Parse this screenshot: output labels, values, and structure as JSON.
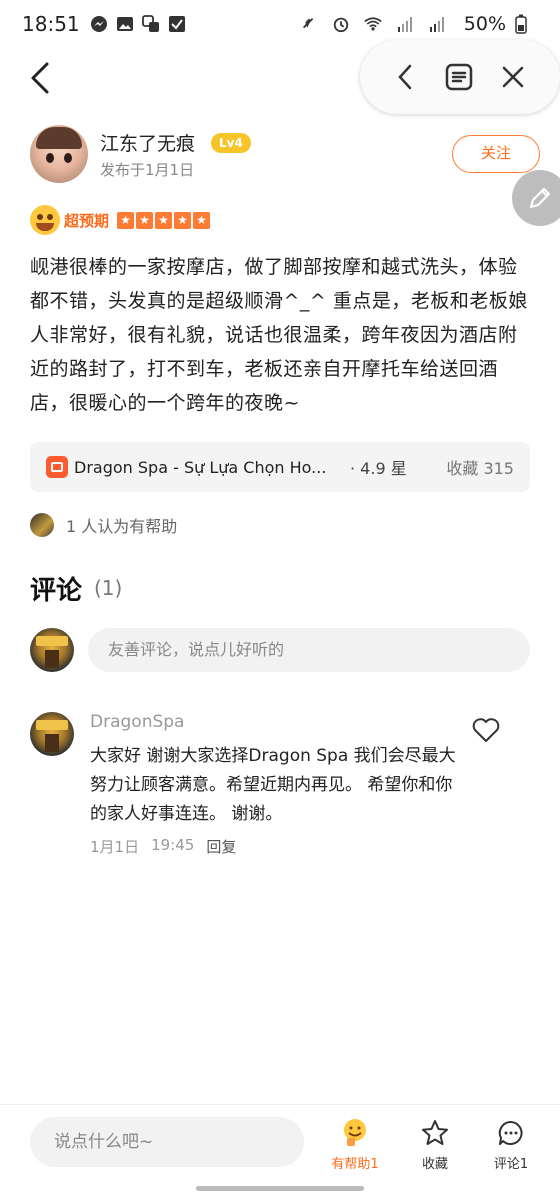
{
  "status_bar": {
    "time": "18:51",
    "battery": "50%"
  },
  "author": {
    "name": "江东了无痕",
    "level": "Lv4",
    "date": "发布于1月1日",
    "follow_label": "关注"
  },
  "rating": {
    "label": "超预期",
    "stars": 5
  },
  "review": {
    "text": "岘港很棒的一家按摩店，做了脚部按摩和越式洗头，体验都不错，头发真的是超级顺滑^_^ 重点是，老板和老板娘人非常好，很有礼貌，说话也很温柔，跨年夜因为酒店附近的路封了，打不到车，老板还亲自开摩托车给送回酒店，很暖心的一个跨年的夜晚~"
  },
  "shop": {
    "name": "Dragon Spa - Sự Lựa Chọn Ho...",
    "rating": "· 4.9 星",
    "favorites": "收藏 315"
  },
  "helpful": {
    "text": "1 人认为有帮助"
  },
  "comments": {
    "title": "评论",
    "count": "(1)",
    "input_placeholder": "友善评论，说点儿好听的",
    "items": [
      {
        "author": "DragonSpa",
        "text": "大家好 谢谢大家选择Dragon Spa 我们会尽最大努力让顾客满意。希望近期内再见。 希望你和你的家人好事连连。 谢谢。",
        "date": "1月1日",
        "time": "19:45",
        "reply_label": "回复"
      }
    ]
  },
  "bottom_bar": {
    "input_placeholder": "说点什么吧~",
    "helpful_label": "有帮助1",
    "favorite_label": "收藏",
    "comment_label": "评论1"
  },
  "colors": {
    "accent": "#ff6a1a",
    "level_badge": "#f7c52a"
  }
}
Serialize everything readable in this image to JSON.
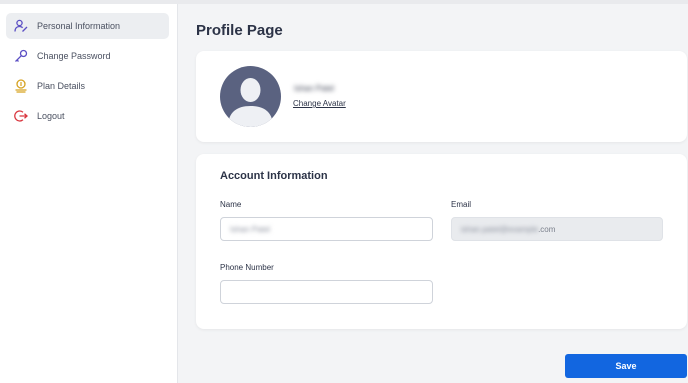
{
  "sidebar": {
    "items": [
      {
        "label": "Personal Information",
        "icon": "user-edit-icon",
        "active": true
      },
      {
        "label": "Change Password",
        "icon": "key-icon",
        "active": false
      },
      {
        "label": "Plan Details",
        "icon": "coin-stack-icon",
        "active": false
      },
      {
        "label": "Logout",
        "icon": "logout-icon",
        "active": false
      }
    ]
  },
  "page": {
    "title": "Profile Page"
  },
  "profile": {
    "name": "Ishan Patel",
    "change_avatar_label": "Change Avatar"
  },
  "account": {
    "section_title": "Account Information",
    "name_label": "Name",
    "name_value": "Ishan Patel",
    "email_label": "Email",
    "email_value_hidden": "ishan.patel@example",
    "email_value_suffix": ".com",
    "phone_label": "Phone Number",
    "phone_value": ""
  },
  "actions": {
    "save_label": "Save"
  },
  "colors": {
    "accent": "#1266e0",
    "avatar_bg": "#5a6280",
    "sidebar_icon_purple": "#5b4fc4",
    "sidebar_icon_gold": "#d6a21f",
    "sidebar_icon_red": "#d9363e"
  }
}
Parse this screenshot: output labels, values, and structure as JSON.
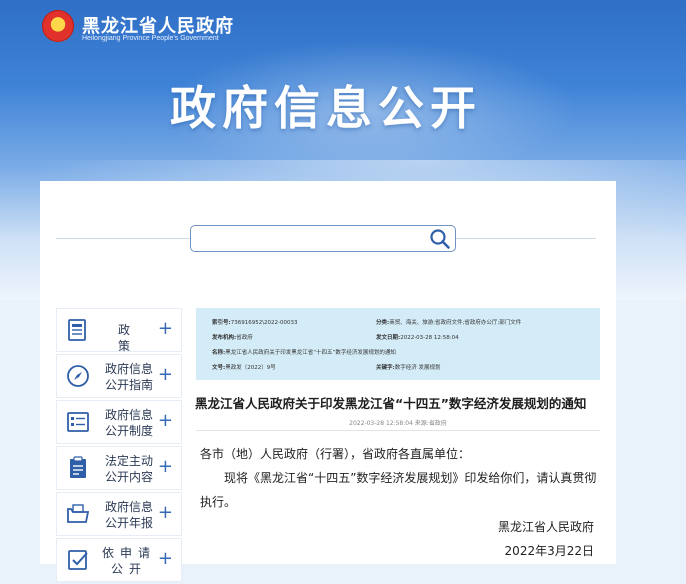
{
  "header": {
    "site_name": "黑龙江省人民政府",
    "site_name_en": "Heilongjiang Province People's Government",
    "banner_title": "政府信息公开"
  },
  "search": {
    "placeholder": ""
  },
  "sidebar": {
    "items": [
      {
        "label": "政 策",
        "icon": "policy-doc-icon"
      },
      {
        "label": "政府信息公开指南",
        "icon": "compass-icon"
      },
      {
        "label": "政府信息公开制度",
        "icon": "list-doc-icon"
      },
      {
        "label": "法定主动公开内容",
        "icon": "clipboard-icon"
      },
      {
        "label": "政府信息公开年报",
        "icon": "folder-icon"
      },
      {
        "label": "依申请公开",
        "icon": "apply-icon"
      }
    ],
    "plus": "+"
  },
  "meta": {
    "index_label": "索引号:",
    "index_value": "736916952\\2022-00033",
    "category_label": "分类:",
    "category_value": "商贸、海关、旅游;省政府文件;省政府办公厅;部门文件",
    "publisher_label": "发布机构:",
    "publisher_value": "省政府",
    "date_label": "发文日期:",
    "date_value": "2022-03-28 12:58:04",
    "name_label": "名称:",
    "name_value": "黑龙江省人民政府关于印发黑龙江省“十四五”数字经济发展规划的通知",
    "docno_label": "文号:",
    "docno_value": "黑政发〔2022〕9号",
    "keywords_label": "关键字:",
    "keywords_value": "数字经济 发展规划"
  },
  "document": {
    "title": "黑龙江省人民政府关于印发黑龙江省“十四五”数字经济发展规划的通知",
    "date_source": "2022-03-28 12:58:04 来源:省政府",
    "salutation": "各市（地）人民政府（行署），省政府各直属单位：",
    "body": "现将《黑龙江省“十四五”数字经济发展规划》印发给你们，请认真贯彻执行。",
    "signature": "黑龙江省人民政府",
    "sign_date": "2022年3月22日"
  }
}
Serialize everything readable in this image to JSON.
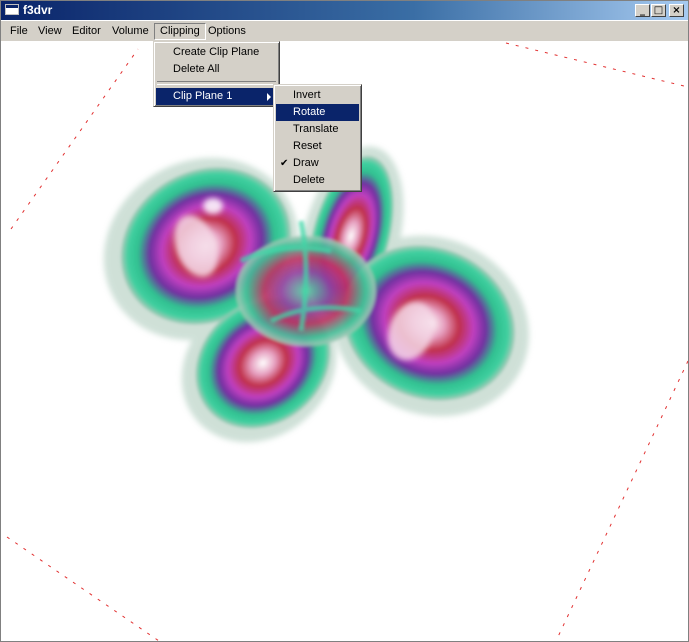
{
  "window": {
    "title": "f3dvr",
    "minimize_glyph": "_",
    "maximize_glyph": "□",
    "close_glyph": "×"
  },
  "menubar": {
    "items": [
      "File",
      "View",
      "Editor",
      "Volume",
      "Clipping",
      "Options"
    ],
    "active": "Clipping"
  },
  "clipping_menu": {
    "items": [
      "Create Clip Plane",
      "Delete All"
    ],
    "submenu_label": "Clip Plane 1"
  },
  "clip_plane_submenu": {
    "items": [
      "Invert",
      "Rotate",
      "Translate",
      "Reset",
      "Draw",
      "Delete"
    ],
    "highlighted": "Rotate",
    "checked": "Draw"
  },
  "colors": {
    "title_active": "#0a246a",
    "menu_highlight": "#0a246a",
    "clip_plane_outline": "#e23030"
  },
  "icons": [
    "app-icon",
    "minimize-icon",
    "maximize-icon",
    "close-icon",
    "chevron-right-icon",
    "check-icon"
  ]
}
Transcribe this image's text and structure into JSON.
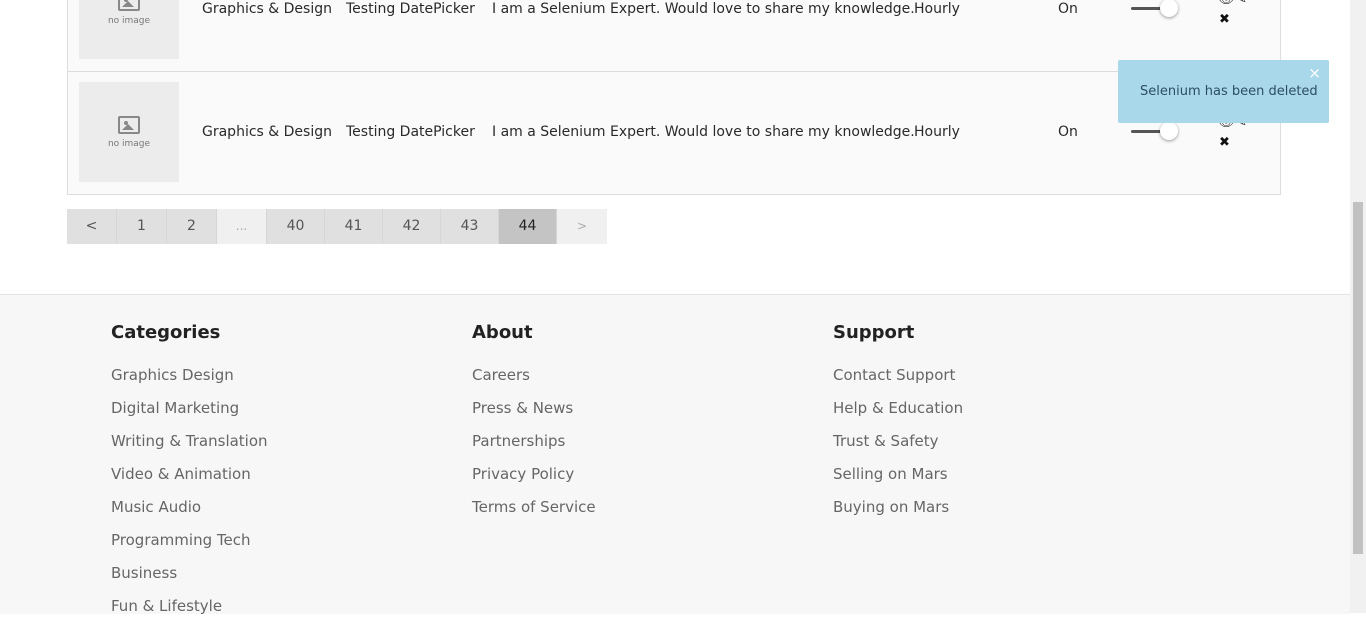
{
  "rows": [
    {
      "image_caption": "no image",
      "category": "Graphics & Design",
      "title": "Testing DatePicker",
      "description": "I am a Selenium Expert. Would love to share my knowledge.",
      "type": "Hourly",
      "status": "On"
    },
    {
      "image_caption": "no image",
      "category": "Graphics & Design",
      "title": "Testing DatePicker",
      "description": "I am a Selenium Expert. Would love to share my knowledge.",
      "type": "Hourly",
      "status": "On"
    }
  ],
  "pagination": {
    "prev": "<",
    "pages": [
      "1",
      "2",
      "...",
      "40",
      "41",
      "42",
      "43",
      "44"
    ],
    "next": ">",
    "current": "44"
  },
  "toast": {
    "message": "Selenium has been deleted",
    "close": "×"
  },
  "footer": {
    "categories": {
      "heading": "Categories",
      "links": [
        "Graphics Design",
        "Digital Marketing",
        "Writing & Translation",
        "Video & Animation",
        "Music Audio",
        "Programming Tech",
        "Business",
        "Fun & Lifestyle"
      ]
    },
    "about": {
      "heading": "About",
      "links": [
        "Careers",
        "Press & News",
        "Partnerships",
        "Privacy Policy",
        "Terms of Service"
      ]
    },
    "support": {
      "heading": "Support",
      "links": [
        "Contact Support",
        "Help & Education",
        "Trust & Safety",
        "Selling on Mars",
        "Buying on Mars"
      ]
    }
  },
  "icons": {
    "view": "eye-icon",
    "edit": "pencil-icon",
    "delete": "close-icon",
    "image": "image-placeholder-icon"
  }
}
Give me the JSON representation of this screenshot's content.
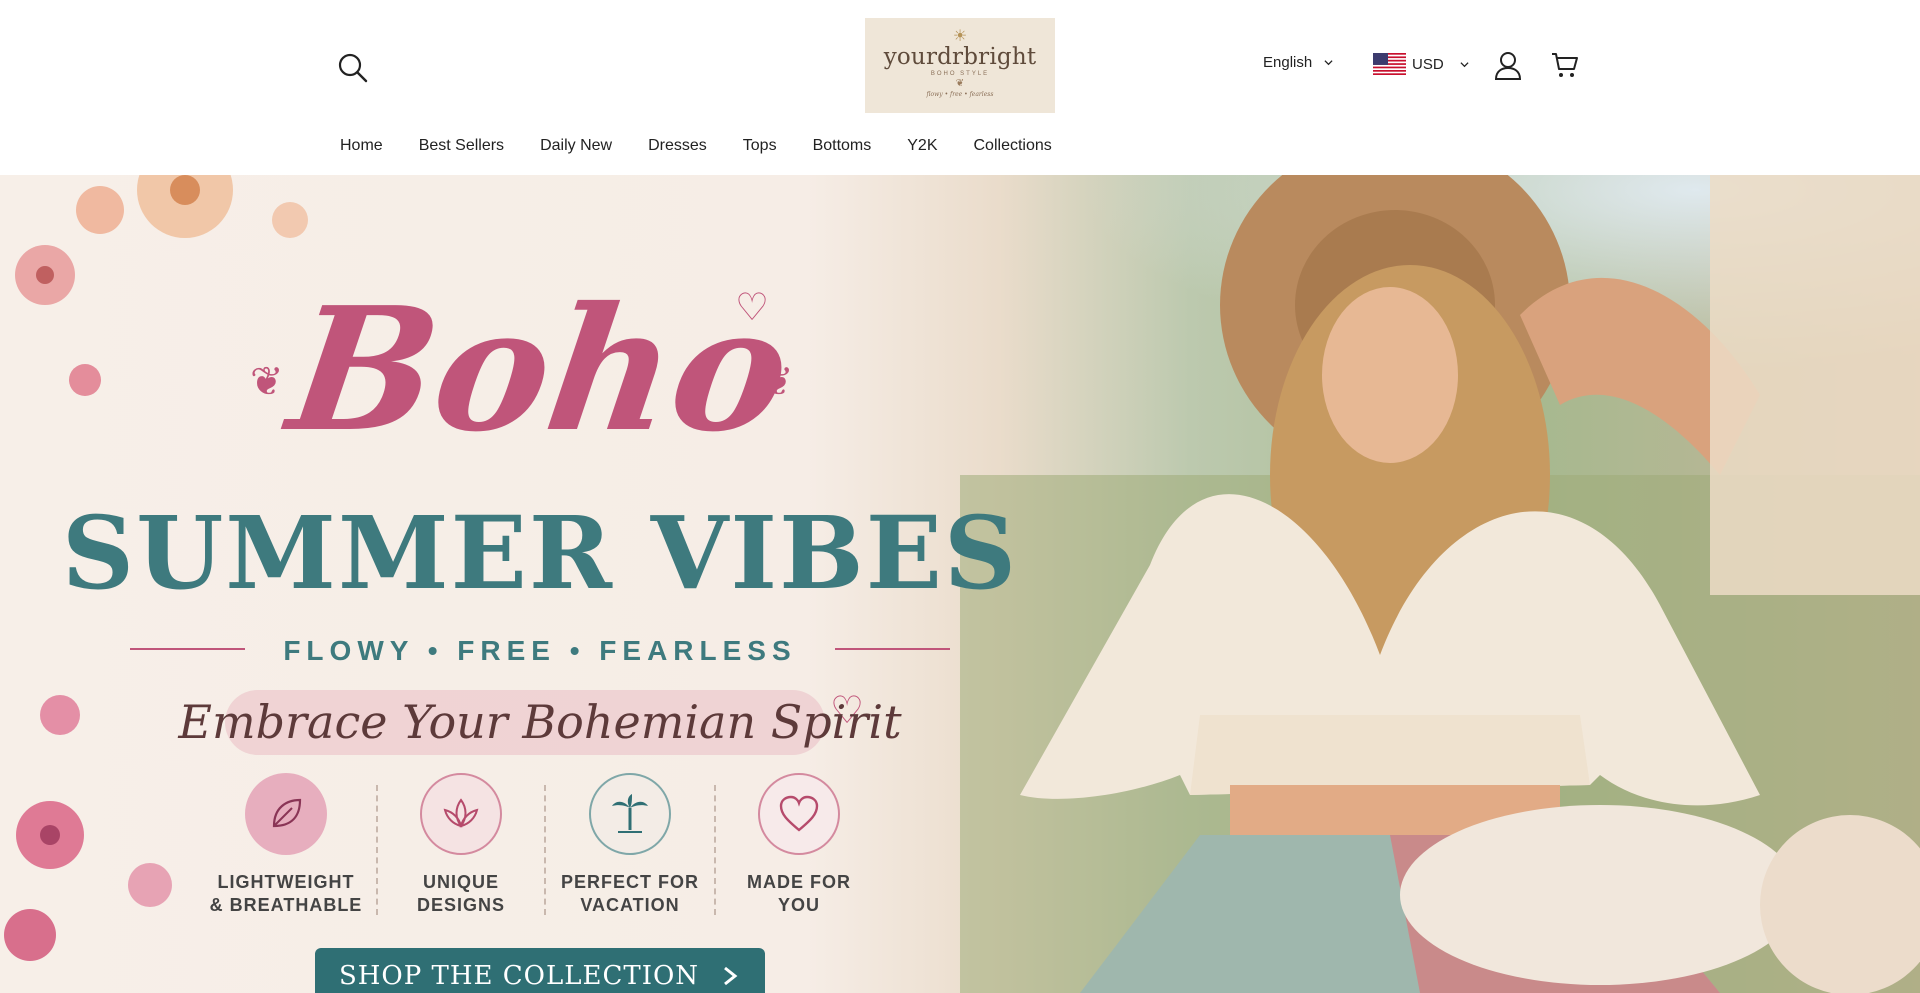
{
  "header": {
    "logo": {
      "name": "yourdrbright",
      "subtitle": "BOHO STYLE",
      "tagline": "flowy • free • fearless"
    },
    "language": "English",
    "currency": "USD"
  },
  "nav": {
    "items": [
      "Home",
      "Best Sellers",
      "Daily New",
      "Dresses",
      "Tops",
      "Bottoms",
      "Y2K",
      "Collections"
    ]
  },
  "hero": {
    "title_script": "Boho",
    "title_main": "SUMMER VIBES",
    "tagline": "FLOWY • FREE • FEARLESS",
    "subtitle": "Embrace Your Bohemian Spirit",
    "features": [
      {
        "label": "LIGHTWEIGHT\n& BREATHABLE",
        "icon": "leaf-icon"
      },
      {
        "label": "UNIQUE\nDESIGNS",
        "icon": "lotus-icon"
      },
      {
        "label": "PERFECT FOR\nVACATION",
        "icon": "palm-tree-icon"
      },
      {
        "label": "MADE FOR\nYOU",
        "icon": "heart-icon"
      }
    ],
    "cta": "SHOP THE COLLECTION"
  },
  "colors": {
    "pink": "#c0557a",
    "teal": "#3e7a7e",
    "button": "#2f6f74"
  }
}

-------

• Challenge:
Look for "Change" and pull out every line that has it.

• Solution to the problem:
        "label": "Change Password",
    "change_avatar_label": "Change Avatar"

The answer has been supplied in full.